## START

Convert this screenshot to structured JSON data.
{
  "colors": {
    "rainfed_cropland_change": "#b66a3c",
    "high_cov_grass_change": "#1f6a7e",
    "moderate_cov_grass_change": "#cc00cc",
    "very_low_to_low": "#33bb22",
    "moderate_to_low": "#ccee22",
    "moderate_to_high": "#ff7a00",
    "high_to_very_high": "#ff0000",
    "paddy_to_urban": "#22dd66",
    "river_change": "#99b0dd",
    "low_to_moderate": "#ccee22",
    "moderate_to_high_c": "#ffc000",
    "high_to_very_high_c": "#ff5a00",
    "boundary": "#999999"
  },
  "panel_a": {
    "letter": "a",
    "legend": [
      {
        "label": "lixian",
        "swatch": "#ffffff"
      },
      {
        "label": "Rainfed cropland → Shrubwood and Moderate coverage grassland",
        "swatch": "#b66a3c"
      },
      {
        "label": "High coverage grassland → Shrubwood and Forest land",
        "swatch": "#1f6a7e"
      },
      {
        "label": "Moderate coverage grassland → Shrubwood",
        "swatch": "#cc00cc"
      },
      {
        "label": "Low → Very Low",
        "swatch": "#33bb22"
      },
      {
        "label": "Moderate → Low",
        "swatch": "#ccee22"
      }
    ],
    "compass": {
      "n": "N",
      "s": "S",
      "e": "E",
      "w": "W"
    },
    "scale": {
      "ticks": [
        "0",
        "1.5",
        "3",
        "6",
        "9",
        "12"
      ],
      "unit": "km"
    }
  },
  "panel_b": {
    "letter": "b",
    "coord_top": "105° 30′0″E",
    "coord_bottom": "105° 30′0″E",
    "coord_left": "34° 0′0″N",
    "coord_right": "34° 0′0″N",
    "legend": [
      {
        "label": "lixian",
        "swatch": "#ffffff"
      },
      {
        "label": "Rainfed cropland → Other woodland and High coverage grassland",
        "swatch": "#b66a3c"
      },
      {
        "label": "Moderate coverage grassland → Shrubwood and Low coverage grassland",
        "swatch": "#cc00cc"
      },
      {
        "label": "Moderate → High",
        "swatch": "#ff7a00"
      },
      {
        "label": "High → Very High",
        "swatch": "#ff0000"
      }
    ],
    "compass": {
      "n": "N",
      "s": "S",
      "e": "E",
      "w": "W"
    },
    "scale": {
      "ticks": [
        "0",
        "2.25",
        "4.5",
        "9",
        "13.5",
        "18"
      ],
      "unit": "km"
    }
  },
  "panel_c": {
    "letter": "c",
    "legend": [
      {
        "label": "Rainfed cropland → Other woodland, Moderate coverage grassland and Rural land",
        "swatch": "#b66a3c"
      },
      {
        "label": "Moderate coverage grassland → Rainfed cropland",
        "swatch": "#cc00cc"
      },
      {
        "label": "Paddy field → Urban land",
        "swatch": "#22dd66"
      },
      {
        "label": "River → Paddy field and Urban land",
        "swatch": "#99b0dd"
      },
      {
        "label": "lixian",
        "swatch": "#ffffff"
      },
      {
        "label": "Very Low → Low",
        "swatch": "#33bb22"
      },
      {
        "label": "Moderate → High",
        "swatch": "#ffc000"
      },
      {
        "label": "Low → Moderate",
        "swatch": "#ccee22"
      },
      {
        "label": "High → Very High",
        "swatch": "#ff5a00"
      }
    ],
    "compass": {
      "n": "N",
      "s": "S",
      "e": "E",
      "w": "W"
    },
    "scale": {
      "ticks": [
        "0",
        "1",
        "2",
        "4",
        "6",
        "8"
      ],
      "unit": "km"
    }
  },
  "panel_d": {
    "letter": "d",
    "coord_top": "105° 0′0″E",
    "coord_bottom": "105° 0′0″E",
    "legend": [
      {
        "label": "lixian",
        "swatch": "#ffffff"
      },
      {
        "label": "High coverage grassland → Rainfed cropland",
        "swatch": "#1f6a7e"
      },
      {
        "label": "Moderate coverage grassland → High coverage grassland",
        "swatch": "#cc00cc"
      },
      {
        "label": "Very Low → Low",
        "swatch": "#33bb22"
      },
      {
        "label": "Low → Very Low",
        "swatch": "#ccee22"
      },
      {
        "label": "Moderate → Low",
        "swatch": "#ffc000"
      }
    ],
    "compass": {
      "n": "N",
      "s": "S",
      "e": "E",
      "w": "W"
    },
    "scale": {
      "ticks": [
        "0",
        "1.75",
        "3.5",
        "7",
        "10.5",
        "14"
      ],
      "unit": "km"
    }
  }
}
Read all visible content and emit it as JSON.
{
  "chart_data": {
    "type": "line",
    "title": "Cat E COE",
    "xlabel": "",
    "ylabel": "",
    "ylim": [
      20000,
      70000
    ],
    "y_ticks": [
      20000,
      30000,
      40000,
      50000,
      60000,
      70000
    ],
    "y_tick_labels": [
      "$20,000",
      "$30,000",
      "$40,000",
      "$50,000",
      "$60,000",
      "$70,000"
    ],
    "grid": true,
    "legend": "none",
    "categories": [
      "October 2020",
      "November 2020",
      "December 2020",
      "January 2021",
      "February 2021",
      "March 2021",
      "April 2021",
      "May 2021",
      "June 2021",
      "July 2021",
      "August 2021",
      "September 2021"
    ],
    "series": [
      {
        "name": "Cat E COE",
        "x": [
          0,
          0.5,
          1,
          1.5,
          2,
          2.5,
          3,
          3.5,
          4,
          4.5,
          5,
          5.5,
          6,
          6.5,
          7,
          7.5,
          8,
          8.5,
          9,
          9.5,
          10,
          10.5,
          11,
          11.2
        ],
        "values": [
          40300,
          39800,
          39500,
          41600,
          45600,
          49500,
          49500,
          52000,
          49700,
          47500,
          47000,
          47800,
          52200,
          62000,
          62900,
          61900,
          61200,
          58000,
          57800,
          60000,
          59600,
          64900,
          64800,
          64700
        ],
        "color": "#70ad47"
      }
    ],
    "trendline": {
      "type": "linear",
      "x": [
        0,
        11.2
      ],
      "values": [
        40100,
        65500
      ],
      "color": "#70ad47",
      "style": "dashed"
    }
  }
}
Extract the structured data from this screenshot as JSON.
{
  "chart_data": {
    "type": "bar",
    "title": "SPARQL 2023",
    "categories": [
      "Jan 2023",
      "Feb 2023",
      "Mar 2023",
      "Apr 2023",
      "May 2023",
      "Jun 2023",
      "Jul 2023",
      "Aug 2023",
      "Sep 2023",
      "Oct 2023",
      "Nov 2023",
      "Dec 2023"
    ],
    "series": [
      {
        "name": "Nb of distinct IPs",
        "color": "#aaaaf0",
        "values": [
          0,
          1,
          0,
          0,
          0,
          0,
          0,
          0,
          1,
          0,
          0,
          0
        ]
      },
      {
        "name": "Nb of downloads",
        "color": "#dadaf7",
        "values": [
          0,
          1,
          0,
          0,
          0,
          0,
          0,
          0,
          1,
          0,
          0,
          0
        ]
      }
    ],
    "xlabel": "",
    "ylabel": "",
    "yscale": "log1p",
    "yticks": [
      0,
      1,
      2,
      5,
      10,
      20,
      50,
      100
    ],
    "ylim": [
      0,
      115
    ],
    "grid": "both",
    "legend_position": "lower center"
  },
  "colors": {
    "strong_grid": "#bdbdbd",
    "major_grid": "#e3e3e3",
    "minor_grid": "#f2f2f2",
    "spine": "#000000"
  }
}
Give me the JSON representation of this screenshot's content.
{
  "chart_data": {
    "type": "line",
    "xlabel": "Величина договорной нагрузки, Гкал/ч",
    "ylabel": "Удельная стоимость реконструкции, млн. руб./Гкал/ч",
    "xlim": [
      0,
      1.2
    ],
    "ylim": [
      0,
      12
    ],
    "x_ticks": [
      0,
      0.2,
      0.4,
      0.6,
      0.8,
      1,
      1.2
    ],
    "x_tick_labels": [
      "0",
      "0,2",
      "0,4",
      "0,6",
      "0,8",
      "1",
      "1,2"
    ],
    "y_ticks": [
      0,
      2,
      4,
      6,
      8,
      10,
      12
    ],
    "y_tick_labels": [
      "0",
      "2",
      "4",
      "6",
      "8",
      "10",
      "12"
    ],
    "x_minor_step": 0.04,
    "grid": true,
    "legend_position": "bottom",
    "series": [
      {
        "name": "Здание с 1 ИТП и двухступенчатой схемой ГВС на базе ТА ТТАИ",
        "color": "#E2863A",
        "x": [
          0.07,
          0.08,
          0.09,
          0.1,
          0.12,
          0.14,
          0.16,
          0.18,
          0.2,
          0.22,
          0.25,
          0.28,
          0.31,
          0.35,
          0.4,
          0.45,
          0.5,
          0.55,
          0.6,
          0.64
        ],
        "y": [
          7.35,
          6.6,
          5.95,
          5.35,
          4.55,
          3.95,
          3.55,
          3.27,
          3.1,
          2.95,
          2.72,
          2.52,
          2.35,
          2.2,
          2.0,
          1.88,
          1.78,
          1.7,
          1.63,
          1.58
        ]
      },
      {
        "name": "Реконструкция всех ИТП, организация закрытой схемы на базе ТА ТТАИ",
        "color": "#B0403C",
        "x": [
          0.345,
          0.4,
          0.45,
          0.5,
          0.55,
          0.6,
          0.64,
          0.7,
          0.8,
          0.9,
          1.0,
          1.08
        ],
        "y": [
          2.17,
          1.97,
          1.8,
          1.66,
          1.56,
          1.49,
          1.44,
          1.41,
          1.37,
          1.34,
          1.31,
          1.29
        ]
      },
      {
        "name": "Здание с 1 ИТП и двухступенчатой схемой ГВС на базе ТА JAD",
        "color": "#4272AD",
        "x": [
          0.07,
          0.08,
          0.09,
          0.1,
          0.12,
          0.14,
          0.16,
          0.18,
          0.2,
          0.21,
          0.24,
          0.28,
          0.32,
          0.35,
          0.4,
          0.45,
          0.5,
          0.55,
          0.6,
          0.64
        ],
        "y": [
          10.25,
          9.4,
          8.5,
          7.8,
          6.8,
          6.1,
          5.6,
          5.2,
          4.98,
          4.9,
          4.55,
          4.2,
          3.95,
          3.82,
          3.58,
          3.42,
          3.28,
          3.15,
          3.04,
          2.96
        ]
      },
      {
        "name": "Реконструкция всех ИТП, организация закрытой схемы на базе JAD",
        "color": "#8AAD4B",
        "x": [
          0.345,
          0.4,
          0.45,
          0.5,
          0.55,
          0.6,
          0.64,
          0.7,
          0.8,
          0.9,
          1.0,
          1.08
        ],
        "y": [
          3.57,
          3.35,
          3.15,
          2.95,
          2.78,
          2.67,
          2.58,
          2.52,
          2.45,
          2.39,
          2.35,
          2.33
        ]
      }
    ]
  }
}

## END

* EXERCISE: From the listing, copy every line where the string "content" appears.

* RESPONSE TO THE TASK:
Read all visible content and emit it as JSON.
Give me the JSON representation of this screenshot's content.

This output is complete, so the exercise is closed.